#### Your task
State only the count of lines in the listing below that hold "horario".
####################
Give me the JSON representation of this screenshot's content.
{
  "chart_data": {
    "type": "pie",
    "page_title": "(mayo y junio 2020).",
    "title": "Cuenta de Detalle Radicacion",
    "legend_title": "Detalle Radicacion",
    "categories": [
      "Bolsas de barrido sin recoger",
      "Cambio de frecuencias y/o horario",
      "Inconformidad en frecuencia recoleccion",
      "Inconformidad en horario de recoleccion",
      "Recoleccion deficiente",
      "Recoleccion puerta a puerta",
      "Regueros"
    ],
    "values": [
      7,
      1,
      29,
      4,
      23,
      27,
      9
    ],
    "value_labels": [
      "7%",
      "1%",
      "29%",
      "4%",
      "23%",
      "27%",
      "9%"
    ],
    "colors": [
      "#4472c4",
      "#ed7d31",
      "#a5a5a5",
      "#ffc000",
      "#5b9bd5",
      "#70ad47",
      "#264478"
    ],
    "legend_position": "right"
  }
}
####################
#### Written solution
2